[Extrait du texte]
--------------------------------------------------
II. Le choix du profil de citoyen que nous
voulons former
Vu le contexte international dans lequel nous baignons actuellement, malgré
nous, le citoyen marocain est appelé à devenir un citoyen du monde, compétent
intellectuellement, compétitif professionnellement, capable de faire face aux
défis imposés par le climat de la globalisation et progresser à une
vitesse imposée par ce même climat. Il est donc impératif d’avoir cette
exigence en tête avant de concevoir les nouvelles orientations de l’éducation
nationale au Maroc. Dans un Maroc multiculturel, nouvelle Constitution oblige,
le citoyen marocain de demain doit avoir un esprit ouvert, tolérant, capable de
se protéger contre les agressions dogmatiques, respectueux des droits humains, multilingue,
créateur, capable de se frayer un chemin là où il n’y en a pas et, surtout, d’être
autonome intellectuellement.
III. Le choix des objectifs à atteindre
Puisqu’il ne faut rien laisser au hasard, tout projet qui se respect doit viser
des objectifs. Si l’on veut réussir la prochaine réforme éducative au Maroc, les
objectifs à atteindre doivent ressembler à ceux-ci :
- La mise à jour du mode de pensée des marocains de façon à ce qu’il soit adapté aux nouvelles exigences du monde moderne. Par conséquent, il impératif de passer progressivement de la pensée moyenâgeuse, fondée sur le bourrage de crâne et la dépendance intellectuelle, à la pensée critique fondée sur la rationalité, l’autonomie, et la créativité. Comme chacun sait, Les marocains ont acquis de mauvaises habitudes de penser sous l’influence de certaines cultures venant d’ailleurs, notamment d’Orient. Ils ont, surtout, cultivé les habitudes d’être assistés, résignés, paresseux intellectuellement, soumis et dépourvus d’autonomie intellectuelle. Aujourd’hui, nous avons besoin de cultiver une mentalité moderne, ouverte et évolutive qui vise plus de pragmatisme que d’idéologie, plus de réalisme que d’idéalisme, plus de rationalisme que de fidéisme.
2. La reconstruction de la personnalité psychosociale
du marocain moderne ; l’aider à être autonome dans sa pensée et dans ses
actes ; lui apprendre à être responsabilité pour qu’il puisse gérer correctement
sa liberté ; lui donner les moyens intellectuels nécessaires pour qu’il
puisse réussir sa vie professionnelle et personnelle ; lui permettre
d’être un citoyen actif capable de contribuer positivement à la gestion de sa
communauté, régionale et/ou nationale.
3. La revalorisation de la culture locale en la
considérant comme étant le noyau de la culture nationale. Le temps de l’aliénation
culturelle est révolu. L’aliénation culturelle entraine la perte de la
personnalité, la dépendance intellectuelle, la disparition des valeurs
socioculturelles locales, etc.
--------------------------------------------------
[Extrait de données]
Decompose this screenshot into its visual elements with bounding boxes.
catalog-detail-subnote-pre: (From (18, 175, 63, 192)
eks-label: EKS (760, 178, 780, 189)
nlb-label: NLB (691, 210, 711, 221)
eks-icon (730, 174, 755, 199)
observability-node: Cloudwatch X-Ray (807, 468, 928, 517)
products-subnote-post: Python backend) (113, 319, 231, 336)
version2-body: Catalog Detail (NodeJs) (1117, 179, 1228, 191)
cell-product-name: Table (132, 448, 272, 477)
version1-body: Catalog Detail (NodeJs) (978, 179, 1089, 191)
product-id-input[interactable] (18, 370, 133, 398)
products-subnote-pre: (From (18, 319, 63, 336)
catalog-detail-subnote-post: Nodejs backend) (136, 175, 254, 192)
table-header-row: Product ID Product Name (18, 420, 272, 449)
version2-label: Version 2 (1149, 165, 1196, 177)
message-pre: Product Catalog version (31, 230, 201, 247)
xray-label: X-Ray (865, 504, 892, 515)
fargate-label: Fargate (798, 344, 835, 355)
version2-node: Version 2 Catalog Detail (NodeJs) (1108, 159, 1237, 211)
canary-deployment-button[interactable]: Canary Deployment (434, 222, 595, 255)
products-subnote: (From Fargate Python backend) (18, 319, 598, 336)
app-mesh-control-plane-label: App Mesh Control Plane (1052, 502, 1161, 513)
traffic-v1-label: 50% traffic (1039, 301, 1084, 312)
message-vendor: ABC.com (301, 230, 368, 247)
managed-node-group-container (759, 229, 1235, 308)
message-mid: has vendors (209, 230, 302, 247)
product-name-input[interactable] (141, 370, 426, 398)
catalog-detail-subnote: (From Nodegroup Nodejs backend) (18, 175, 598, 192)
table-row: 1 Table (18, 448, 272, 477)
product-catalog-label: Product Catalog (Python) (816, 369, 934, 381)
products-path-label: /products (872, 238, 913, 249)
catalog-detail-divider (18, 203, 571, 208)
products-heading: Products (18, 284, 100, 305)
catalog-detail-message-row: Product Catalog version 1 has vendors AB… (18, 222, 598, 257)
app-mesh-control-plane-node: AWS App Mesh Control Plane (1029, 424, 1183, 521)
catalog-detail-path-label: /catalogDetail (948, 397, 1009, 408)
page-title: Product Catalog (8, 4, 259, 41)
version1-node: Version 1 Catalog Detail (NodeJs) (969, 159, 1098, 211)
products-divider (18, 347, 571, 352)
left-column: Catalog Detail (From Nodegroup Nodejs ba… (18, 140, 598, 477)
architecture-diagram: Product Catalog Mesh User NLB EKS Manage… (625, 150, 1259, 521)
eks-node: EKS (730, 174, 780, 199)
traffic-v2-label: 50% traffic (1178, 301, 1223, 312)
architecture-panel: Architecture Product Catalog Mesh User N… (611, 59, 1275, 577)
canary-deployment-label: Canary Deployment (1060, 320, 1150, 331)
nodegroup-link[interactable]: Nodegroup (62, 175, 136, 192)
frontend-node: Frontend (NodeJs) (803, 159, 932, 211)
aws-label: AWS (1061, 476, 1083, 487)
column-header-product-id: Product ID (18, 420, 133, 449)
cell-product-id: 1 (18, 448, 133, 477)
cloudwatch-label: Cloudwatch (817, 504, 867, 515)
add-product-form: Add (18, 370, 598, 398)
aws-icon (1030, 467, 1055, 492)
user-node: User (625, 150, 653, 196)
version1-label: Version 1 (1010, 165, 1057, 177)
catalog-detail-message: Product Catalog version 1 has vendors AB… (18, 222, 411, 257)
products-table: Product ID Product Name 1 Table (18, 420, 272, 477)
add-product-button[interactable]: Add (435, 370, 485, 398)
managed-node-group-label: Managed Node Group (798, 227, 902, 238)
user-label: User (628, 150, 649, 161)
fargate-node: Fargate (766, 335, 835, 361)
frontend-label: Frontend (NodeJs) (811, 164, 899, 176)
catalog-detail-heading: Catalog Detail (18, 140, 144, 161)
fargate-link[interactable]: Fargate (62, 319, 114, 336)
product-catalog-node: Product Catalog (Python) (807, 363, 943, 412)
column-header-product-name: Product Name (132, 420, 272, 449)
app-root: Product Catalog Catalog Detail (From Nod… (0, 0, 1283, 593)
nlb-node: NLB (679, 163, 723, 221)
--------------------------------------------------
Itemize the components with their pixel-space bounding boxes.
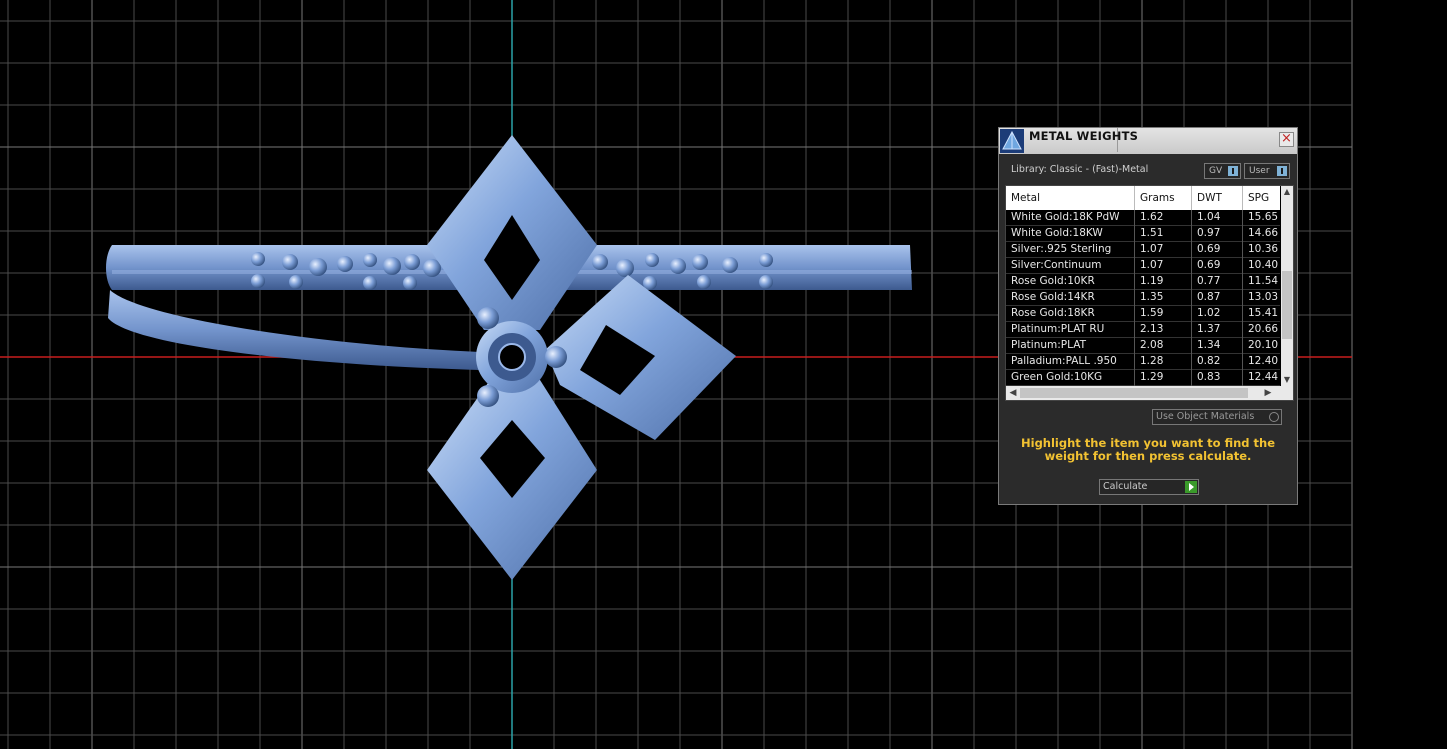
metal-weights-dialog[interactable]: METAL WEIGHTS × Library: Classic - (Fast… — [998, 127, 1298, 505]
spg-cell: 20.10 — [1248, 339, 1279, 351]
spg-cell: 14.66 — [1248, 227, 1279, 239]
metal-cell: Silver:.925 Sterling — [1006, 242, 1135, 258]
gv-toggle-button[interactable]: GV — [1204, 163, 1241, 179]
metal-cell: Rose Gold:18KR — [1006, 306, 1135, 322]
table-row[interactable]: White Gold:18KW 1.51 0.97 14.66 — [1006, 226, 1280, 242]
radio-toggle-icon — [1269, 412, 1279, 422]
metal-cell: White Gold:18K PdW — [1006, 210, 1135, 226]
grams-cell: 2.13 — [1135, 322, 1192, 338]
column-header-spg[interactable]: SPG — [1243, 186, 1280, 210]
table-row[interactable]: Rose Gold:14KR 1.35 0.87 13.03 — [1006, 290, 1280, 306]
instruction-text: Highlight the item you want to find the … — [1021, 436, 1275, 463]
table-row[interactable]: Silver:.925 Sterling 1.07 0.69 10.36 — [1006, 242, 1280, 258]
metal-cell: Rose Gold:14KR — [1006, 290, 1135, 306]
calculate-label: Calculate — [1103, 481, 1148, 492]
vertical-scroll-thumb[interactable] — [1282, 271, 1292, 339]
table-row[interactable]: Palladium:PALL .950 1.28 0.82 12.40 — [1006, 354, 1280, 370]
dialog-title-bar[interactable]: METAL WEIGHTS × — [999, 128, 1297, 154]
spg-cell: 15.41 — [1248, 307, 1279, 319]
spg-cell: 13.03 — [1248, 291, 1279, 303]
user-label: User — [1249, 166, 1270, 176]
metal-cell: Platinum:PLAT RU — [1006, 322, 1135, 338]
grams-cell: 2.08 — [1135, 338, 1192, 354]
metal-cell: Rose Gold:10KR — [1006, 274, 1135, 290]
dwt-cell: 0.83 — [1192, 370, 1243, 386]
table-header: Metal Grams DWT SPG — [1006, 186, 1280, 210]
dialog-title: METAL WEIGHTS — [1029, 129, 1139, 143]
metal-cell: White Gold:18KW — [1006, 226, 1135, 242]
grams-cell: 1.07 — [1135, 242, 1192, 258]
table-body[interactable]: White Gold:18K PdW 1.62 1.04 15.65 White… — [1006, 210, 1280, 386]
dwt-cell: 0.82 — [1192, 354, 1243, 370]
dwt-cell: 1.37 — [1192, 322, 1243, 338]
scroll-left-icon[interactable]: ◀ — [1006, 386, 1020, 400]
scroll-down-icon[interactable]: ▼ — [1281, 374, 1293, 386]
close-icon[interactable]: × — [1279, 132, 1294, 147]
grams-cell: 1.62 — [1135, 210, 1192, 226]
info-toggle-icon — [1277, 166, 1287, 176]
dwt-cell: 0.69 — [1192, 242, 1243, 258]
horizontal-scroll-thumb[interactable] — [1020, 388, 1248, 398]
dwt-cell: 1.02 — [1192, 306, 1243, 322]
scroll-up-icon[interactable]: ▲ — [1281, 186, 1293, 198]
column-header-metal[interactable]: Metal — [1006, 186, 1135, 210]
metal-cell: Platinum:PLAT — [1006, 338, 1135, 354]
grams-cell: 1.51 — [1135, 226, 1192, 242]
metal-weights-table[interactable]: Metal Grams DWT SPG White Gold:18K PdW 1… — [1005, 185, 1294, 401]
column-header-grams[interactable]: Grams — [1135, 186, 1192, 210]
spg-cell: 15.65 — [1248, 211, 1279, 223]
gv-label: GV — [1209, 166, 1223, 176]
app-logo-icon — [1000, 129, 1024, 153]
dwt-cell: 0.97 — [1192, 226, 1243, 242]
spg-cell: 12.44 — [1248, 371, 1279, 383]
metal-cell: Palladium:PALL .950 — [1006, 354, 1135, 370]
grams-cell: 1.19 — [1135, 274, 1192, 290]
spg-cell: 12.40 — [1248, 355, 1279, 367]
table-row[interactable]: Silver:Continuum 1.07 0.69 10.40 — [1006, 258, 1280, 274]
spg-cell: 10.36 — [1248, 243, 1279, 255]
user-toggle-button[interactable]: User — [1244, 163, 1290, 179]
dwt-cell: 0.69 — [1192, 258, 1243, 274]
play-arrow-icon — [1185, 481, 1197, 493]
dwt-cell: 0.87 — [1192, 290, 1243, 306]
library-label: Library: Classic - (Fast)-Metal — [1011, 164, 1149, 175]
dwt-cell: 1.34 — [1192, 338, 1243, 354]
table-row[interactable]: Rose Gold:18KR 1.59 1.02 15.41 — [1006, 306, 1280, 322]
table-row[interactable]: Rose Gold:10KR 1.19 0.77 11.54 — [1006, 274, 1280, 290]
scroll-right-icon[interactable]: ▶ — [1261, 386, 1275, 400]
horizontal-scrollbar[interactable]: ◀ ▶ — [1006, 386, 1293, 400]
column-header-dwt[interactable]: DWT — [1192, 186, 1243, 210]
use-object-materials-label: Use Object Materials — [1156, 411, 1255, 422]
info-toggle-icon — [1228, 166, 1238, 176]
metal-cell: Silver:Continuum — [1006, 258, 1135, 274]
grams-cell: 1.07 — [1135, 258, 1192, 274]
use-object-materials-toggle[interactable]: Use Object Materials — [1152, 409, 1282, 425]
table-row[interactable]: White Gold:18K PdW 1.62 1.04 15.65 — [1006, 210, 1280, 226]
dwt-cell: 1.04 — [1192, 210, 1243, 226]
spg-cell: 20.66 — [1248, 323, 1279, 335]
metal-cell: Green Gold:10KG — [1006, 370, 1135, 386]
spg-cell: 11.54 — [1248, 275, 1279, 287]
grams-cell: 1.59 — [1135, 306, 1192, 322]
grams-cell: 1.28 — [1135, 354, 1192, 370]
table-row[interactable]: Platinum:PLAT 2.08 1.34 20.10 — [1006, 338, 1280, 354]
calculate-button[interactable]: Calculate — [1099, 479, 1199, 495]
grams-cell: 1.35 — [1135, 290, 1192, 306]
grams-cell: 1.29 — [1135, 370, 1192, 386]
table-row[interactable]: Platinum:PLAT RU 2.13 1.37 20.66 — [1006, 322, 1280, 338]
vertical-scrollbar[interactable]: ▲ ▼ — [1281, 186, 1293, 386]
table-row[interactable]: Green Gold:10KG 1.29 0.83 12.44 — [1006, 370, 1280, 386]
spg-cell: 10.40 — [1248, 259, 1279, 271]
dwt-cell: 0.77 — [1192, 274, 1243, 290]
--------------------------------------------------
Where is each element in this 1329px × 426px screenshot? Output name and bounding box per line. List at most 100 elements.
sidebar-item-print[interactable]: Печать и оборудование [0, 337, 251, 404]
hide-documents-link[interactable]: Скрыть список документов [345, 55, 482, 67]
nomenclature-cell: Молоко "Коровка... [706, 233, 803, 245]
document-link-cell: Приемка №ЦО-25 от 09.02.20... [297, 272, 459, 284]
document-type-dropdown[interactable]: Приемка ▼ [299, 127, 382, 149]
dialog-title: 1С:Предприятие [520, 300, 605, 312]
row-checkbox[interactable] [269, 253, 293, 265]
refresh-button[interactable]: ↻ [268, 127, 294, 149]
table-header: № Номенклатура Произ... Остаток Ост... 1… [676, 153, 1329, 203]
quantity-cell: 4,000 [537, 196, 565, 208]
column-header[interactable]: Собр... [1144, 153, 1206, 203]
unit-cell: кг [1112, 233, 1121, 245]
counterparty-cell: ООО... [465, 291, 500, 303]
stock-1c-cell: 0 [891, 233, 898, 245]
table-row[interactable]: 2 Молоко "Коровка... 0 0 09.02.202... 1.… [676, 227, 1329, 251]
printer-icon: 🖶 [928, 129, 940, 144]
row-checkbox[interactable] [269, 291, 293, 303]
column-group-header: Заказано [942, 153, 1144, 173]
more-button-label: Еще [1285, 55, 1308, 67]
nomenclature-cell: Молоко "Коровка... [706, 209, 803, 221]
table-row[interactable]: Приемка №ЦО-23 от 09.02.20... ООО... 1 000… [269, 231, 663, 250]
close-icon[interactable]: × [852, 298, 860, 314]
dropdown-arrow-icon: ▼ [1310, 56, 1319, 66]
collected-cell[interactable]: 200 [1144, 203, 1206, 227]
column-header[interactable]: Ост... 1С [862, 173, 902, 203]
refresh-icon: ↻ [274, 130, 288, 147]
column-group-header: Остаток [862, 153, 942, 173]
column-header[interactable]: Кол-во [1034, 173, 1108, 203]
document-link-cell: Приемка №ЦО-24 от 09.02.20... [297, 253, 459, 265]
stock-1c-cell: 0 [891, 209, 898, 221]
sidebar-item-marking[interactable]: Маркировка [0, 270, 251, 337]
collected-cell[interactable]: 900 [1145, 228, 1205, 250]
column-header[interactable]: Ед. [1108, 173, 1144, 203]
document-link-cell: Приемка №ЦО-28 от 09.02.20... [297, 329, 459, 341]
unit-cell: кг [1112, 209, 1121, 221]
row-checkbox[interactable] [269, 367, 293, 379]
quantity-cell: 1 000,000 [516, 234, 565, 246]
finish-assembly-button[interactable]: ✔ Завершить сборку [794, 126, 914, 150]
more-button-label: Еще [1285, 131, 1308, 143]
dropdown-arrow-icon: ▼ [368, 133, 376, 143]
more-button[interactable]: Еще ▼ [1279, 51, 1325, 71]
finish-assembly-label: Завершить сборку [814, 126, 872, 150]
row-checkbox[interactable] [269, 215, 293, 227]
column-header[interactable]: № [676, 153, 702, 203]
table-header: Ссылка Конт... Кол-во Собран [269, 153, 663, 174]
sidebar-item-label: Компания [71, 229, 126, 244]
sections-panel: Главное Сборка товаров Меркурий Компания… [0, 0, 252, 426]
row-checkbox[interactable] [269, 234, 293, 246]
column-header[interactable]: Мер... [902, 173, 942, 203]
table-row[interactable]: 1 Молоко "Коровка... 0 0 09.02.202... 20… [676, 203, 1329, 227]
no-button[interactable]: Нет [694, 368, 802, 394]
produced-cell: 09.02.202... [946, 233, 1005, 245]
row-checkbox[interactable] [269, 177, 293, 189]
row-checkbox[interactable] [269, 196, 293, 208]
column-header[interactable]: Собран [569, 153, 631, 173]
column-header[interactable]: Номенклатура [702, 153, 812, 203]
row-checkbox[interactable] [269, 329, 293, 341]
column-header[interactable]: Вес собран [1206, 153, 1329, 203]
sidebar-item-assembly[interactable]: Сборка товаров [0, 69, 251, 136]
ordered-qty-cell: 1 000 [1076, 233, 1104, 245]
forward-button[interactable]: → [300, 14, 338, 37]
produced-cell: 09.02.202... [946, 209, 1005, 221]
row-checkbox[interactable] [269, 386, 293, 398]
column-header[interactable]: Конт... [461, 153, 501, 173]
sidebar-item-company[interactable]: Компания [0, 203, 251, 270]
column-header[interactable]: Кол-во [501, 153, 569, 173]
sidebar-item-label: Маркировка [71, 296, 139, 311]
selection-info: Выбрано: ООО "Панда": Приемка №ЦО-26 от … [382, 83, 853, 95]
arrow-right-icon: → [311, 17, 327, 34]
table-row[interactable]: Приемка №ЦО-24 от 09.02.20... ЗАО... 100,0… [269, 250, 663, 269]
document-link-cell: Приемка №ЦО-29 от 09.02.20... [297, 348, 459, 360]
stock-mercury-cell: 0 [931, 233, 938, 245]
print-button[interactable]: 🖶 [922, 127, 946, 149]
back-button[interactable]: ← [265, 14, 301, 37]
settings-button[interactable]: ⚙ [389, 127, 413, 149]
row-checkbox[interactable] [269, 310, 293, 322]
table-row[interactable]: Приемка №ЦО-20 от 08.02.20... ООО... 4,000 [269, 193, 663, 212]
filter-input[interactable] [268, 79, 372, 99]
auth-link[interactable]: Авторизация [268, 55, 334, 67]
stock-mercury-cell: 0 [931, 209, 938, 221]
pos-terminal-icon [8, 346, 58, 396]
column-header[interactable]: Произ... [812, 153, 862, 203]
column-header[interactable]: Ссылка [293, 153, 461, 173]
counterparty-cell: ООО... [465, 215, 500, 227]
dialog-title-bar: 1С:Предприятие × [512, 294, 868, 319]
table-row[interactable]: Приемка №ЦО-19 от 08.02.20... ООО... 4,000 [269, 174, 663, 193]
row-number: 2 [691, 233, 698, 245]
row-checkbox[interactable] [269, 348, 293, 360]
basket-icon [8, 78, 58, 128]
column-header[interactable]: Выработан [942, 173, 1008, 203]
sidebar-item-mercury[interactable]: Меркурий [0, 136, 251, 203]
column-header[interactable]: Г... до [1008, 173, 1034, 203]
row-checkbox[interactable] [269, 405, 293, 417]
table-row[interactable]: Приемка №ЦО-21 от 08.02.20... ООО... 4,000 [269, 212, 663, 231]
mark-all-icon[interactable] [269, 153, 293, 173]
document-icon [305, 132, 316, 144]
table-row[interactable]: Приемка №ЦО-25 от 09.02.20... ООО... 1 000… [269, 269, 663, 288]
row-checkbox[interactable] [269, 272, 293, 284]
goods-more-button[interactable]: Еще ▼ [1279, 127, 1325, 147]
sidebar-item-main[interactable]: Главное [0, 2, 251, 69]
--------------------------------------------------
[Exercices]
(1) Citez tout le passage du texte sur la réforme éducative au Maroc, de « 2. La reconstruction » jusqu’à « socioculturelles locales, etc. ».
(2) Écrivez la suite du texte sur la réforme éducative au Maroc, à partir de sa dernière phrase.

[Corrigé des exercices]
(1)
2. La reconstruction de la personnalité psychosociale
du marocain moderne ; l’aider à être autonome dans sa pensée et dans ses
actes ; lui apprendre à être responsabilité pour qu’il puisse gérer correctement
sa liberté ; lui donner les moyens intellectuels nécessaires pour qu’il
puisse réussir sa vie professionnelle et personnelle ; lui permettre
d’être un citoyen actif capable de contribuer positivement à la gestion de sa
communauté, régionale et/ou nationale.
3. La revalorisation de la culture locale en la
considérant comme étant le noyau de la culture nationale. Le temps de l’aliénation
culturelle est révolu. L’aliénation culturelle entraine la perte de la
personnalité, la dépendance intellectuelle, la disparition des valeurs
socioculturelles locales, etc.

(2)
4. La diversification de nos ressources culturelles. La pensée unique fondée sur des valeurs importées
du Moyen Orient, ou même de l’Occident, ne correspond plus à notre réalité
globalisée. Sans tomber dans l’imitation aveugle ou l’aliénation
culturelle, nous devons puiser de nos origines africaines et ne pas hésiter à
reprendre des européens les idées qu’un certain Averroès leur a transmis depuis le XIIIème
siècle, telles que la laïcité, la tolérance, le respect de la femme, la rationalité, etc. La situation
géostratégique de notre pays nous impose le choix de ce multiculturalisme,
linguistique et confessionnel. Le rejeter sera un comportement contre nature.
- Pour avoir confiance en eux même et cultiver une personnalité forte, les marocains ont besoin de se réconcilier avec l’histoire ancienne de leur pays. Il est vraiment regrettable que l’histoire de notre pays soit amputée d’une vingtaine de siècles environ, pour des raisons purement idéologiques. Les égyptiens ont compris depuis longtemps, bien qu’ils aient les mêmes ingrédients culturels que nous. Ils ont même su exploiter la période antique de leur histoire comme ressource économique axée essentiellement sur le tourisme culturel et la recherche scientifique.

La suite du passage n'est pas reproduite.